### What you should do
Rewrite the lines below, replacing "sewing machine" with "stitching machine" and leaving everything else the same.
◇ ◇ ◇ ◇
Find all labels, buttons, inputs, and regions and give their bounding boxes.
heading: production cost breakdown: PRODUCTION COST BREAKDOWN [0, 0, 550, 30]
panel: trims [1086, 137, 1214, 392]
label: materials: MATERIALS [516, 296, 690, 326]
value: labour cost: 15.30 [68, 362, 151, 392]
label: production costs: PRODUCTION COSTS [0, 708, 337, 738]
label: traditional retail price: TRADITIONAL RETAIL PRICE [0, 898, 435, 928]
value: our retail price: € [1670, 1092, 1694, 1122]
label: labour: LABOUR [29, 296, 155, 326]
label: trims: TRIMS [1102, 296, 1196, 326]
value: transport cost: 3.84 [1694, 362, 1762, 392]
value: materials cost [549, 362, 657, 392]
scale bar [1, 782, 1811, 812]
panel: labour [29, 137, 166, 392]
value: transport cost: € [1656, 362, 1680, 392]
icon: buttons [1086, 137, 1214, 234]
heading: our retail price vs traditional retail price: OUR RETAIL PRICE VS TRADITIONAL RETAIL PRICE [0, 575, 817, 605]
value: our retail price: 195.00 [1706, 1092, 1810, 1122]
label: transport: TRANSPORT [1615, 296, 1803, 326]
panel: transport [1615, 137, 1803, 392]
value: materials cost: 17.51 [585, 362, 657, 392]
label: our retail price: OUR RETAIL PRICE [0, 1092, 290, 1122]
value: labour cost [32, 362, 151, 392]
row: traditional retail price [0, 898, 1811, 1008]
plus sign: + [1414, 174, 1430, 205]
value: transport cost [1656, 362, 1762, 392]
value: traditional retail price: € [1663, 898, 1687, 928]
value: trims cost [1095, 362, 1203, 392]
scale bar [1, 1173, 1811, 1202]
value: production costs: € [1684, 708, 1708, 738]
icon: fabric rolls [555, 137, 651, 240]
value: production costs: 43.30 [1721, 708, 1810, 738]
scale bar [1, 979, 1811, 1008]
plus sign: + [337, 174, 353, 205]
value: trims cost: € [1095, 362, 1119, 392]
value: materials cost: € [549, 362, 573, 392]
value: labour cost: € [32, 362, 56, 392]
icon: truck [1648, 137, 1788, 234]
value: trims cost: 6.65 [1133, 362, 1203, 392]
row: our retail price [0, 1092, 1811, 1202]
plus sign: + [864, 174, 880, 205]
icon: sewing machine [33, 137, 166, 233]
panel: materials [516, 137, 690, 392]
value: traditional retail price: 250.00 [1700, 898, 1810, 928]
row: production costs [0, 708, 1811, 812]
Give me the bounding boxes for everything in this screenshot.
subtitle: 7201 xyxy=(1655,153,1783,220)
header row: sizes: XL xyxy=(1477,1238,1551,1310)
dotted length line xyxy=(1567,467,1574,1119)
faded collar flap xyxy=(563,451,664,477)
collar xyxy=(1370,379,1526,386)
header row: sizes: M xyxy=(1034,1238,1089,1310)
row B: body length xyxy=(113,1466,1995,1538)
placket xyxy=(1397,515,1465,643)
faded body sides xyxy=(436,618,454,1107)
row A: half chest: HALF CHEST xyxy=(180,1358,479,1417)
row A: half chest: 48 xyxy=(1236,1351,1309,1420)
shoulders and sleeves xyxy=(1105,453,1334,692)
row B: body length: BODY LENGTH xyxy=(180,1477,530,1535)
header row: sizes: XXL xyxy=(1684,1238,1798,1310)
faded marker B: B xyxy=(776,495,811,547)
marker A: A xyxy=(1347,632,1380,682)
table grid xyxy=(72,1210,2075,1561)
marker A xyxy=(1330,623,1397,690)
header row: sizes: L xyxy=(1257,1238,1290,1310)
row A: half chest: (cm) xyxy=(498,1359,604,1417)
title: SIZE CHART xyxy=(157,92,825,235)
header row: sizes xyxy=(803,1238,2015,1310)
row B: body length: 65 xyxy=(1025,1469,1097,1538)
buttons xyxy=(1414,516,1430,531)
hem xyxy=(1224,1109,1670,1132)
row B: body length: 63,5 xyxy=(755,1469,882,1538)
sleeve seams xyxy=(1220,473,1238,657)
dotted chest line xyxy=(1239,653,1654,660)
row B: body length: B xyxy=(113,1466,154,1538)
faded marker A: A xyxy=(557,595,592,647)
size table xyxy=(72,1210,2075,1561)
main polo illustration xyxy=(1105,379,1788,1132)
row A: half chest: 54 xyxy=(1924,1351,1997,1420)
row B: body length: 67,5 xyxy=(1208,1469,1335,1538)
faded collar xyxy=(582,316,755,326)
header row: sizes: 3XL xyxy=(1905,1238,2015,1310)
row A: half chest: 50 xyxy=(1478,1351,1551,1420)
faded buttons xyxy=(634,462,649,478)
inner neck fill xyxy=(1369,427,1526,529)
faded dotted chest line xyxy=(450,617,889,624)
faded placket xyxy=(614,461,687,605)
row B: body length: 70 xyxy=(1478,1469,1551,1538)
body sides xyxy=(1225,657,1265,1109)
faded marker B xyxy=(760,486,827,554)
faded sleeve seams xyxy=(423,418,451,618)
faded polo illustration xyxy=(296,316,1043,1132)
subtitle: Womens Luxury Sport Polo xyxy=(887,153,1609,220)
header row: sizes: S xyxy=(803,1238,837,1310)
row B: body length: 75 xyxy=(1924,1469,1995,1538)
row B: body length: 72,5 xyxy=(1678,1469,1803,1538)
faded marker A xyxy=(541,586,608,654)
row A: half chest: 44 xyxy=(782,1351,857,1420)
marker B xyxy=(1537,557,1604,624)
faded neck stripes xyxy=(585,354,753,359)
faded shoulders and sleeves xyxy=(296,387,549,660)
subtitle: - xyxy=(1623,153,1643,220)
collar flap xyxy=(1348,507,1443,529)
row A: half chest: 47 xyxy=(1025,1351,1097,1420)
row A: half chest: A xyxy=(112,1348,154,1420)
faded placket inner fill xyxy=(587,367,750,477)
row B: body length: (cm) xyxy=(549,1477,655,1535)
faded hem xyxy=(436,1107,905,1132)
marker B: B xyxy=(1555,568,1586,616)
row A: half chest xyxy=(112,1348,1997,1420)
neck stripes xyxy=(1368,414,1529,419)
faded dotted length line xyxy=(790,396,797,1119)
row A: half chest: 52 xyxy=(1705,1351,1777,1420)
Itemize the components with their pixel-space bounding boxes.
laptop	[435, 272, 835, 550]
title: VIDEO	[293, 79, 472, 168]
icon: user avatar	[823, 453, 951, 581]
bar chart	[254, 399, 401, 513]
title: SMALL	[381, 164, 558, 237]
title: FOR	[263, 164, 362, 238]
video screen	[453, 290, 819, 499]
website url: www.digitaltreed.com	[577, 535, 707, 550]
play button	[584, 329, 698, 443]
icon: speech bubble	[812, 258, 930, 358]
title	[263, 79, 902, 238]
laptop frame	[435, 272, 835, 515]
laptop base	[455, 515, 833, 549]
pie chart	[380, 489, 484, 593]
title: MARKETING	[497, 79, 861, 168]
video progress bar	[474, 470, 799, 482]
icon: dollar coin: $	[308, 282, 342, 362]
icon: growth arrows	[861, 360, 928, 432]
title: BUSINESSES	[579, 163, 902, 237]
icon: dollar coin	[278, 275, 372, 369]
◇ ◇ ◇ ◇
### Exercise solution
Find all labels, buttons, inputs, and regions and give their bounding boxes.
heading: production cost breakdown: PRODUCTION COST BREAKDOWN [0, 0, 550, 30]
panel: trims [1086, 137, 1214, 392]
label: materials: MATERIALS [516, 296, 690, 326]
value: labour cost: 15.30 [68, 362, 151, 392]
label: production costs: PRODUCTION COSTS [0, 708, 337, 738]
label: traditional retail price: TRADITIONAL RETAIL PRICE [0, 898, 435, 928]
value: our retail price: € [1670, 1092, 1694, 1122]
label: labour: LABOUR [29, 296, 155, 326]
label: trims: TRIMS [1102, 296, 1196, 326]
value: transport cost: 3.84 [1694, 362, 1762, 392]
value: materials cost [549, 362, 657, 392]
scale bar [1, 782, 1811, 812]
panel: labour [29, 137, 166, 392]
value: transport cost: € [1656, 362, 1680, 392]
icon: buttons [1086, 137, 1214, 234]
heading: our retail price vs traditional retail price: OUR RETAIL PRICE VS TRADITIONAL RETAIL PRICE [0, 575, 817, 605]
value: our retail price: 195.00 [1706, 1092, 1810, 1122]
label: transport: TRANSPORT [1615, 296, 1803, 326]
panel: transport [1615, 137, 1803, 392]
value: materials cost: 17.51 [585, 362, 657, 392]
label: our retail price: OUR RETAIL PRICE [0, 1092, 290, 1122]
value: labour cost [32, 362, 151, 392]
row: traditional retail price [0, 898, 1811, 1008]
plus sign: + [1414, 174, 1430, 205]
value: transport cost [1656, 362, 1762, 392]
value: traditional retail price: € [1663, 898, 1687, 928]
value: trims cost [1095, 362, 1203, 392]
scale bar [1, 1173, 1811, 1202]
value: production costs: € [1684, 708, 1708, 738]
icon: fabric rolls [555, 137, 651, 240]
value: production costs: 43.30 [1721, 708, 1810, 738]
scale bar [1, 979, 1811, 1008]
plus sign: + [337, 174, 353, 205]
value: trims cost: € [1095, 362, 1119, 392]
value: materials cost: € [549, 362, 573, 392]
value: labour cost: € [32, 362, 56, 392]
icon: truck [1648, 137, 1788, 234]
value: trims cost: 6.65 [1133, 362, 1203, 392]
row: our retail price [0, 1092, 1811, 1202]
plus sign: + [864, 174, 880, 205]
icon: stitching machine [33, 137, 166, 233]
panel: materials [516, 137, 690, 392]
value: traditional retail price: 250.00 [1700, 898, 1810, 928]
row: production costs [0, 708, 1811, 812]
Give me the bounding boxes for everything in this screenshot.
subtitle: 7201 xyxy=(1655,153,1783,220)
header row: sizes: XL xyxy=(1477,1238,1551,1310)
dotted length line xyxy=(1567,467,1574,1119)
faded collar flap xyxy=(563,451,664,477)
collar xyxy=(1370,379,1526,386)
header row: sizes: M xyxy=(1034,1238,1089,1310)
row B: body length xyxy=(113,1466,1995,1538)
placket xyxy=(1397,515,1465,643)
faded body sides xyxy=(436,618,454,1107)
row A: half chest: HALF CHEST xyxy=(180,1358,479,1417)
row A: half chest: 48 xyxy=(1236,1351,1309,1420)
shoulders and sleeves xyxy=(1105,453,1334,692)
row B: body length: BODY LENGTH xyxy=(180,1477,530,1535)
header row: sizes: XXL xyxy=(1684,1238,1798,1310)
faded marker B: B xyxy=(776,495,811,547)
marker A: A xyxy=(1347,632,1380,682)
table grid xyxy=(72,1210,2075,1561)
marker A xyxy=(1330,623,1397,690)
header row: sizes: L xyxy=(1257,1238,1290,1310)
row A: half chest: (cm) xyxy=(498,1359,604,1417)
title: SIZE CHART xyxy=(157,92,825,235)
header row: sizes xyxy=(803,1238,2015,1310)
row B: body length: 65 xyxy=(1025,1469,1097,1538)
buttons xyxy=(1414,516,1430,531)
hem xyxy=(1224,1109,1670,1132)
row B: body length: 63,5 xyxy=(755,1469,882,1538)
sleeve seams xyxy=(1220,473,1238,657)
dotted chest line xyxy=(1239,653,1654,660)
row B: body length: B xyxy=(113,1466,154,1538)
faded marker A: A xyxy=(557,595,592,647)
size table xyxy=(72,1210,2075,1561)
main polo illustration xyxy=(1105,379,1788,1132)
row A: half chest: 54 xyxy=(1924,1351,1997,1420)
row B: body length: 67,5 xyxy=(1208,1469,1335,1538)
faded collar xyxy=(582,316,755,326)
header row: sizes: 3XL xyxy=(1905,1238,2015,1310)
row A: half chest: 50 xyxy=(1478,1351,1551,1420)
faded buttons xyxy=(634,462,649,478)
inner neck fill xyxy=(1369,427,1526,529)
faded dotted chest line xyxy=(450,617,889,624)
faded placket xyxy=(614,461,687,605)
row B: body length: 70 xyxy=(1478,1469,1551,1538)
body sides xyxy=(1225,657,1265,1109)
faded marker B xyxy=(760,486,827,554)
faded sleeve seams xyxy=(423,418,451,618)
faded polo illustration xyxy=(296,316,1043,1132)
subtitle: Womens Luxury Sport Polo xyxy=(887,153,1609,220)
header row: sizes: S xyxy=(803,1238,837,1310)
row B: body length: 75 xyxy=(1924,1469,1995,1538)
row B: body length: 72,5 xyxy=(1678,1469,1803,1538)
faded marker A xyxy=(541,586,608,654)
row A: half chest: 44 xyxy=(782,1351,857,1420)
marker B xyxy=(1537,557,1604,624)
faded neck stripes xyxy=(585,354,753,359)
faded shoulders and sleeves xyxy=(296,387,549,660)
subtitle: - xyxy=(1623,153,1643,220)
collar flap xyxy=(1348,507,1443,529)
row A: half chest: 47 xyxy=(1025,1351,1097,1420)
row A: half chest: A xyxy=(112,1348,154,1420)
faded placket inner fill xyxy=(587,367,750,477)
row B: body length: (cm) xyxy=(549,1477,655,1535)
faded hem xyxy=(436,1107,905,1132)
marker B: B xyxy=(1555,568,1586,616)
row A: half chest xyxy=(112,1348,1997,1420)
neck stripes xyxy=(1368,414,1529,419)
faded dotted length line xyxy=(790,396,797,1119)
row A: half chest: 52 xyxy=(1705,1351,1777,1420)
Itemize the components with their pixel-space bounding boxes.
laptop	[435, 272, 835, 550]
title: VIDEO	[293, 79, 472, 168]
icon: user avatar	[823, 453, 951, 581]
bar chart	[254, 399, 401, 513]
title: SMALL	[381, 164, 558, 237]
title: FOR	[263, 164, 362, 238]
video screen	[453, 290, 819, 499]
website url: www.digitaltreed.com	[577, 535, 707, 550]
play button	[584, 329, 698, 443]
icon: speech bubble	[812, 258, 930, 358]
title	[263, 79, 902, 238]
laptop frame	[435, 272, 835, 515]
laptop base	[455, 515, 833, 549]
pie chart	[380, 489, 484, 593]
title: MARKETING	[497, 79, 861, 168]
video progress bar	[474, 470, 799, 482]
icon: dollar coin: $	[308, 282, 342, 362]
icon: growth arrows	[861, 360, 928, 432]
title: BUSINESSES	[579, 163, 902, 237]
icon: dollar coin	[278, 275, 372, 369]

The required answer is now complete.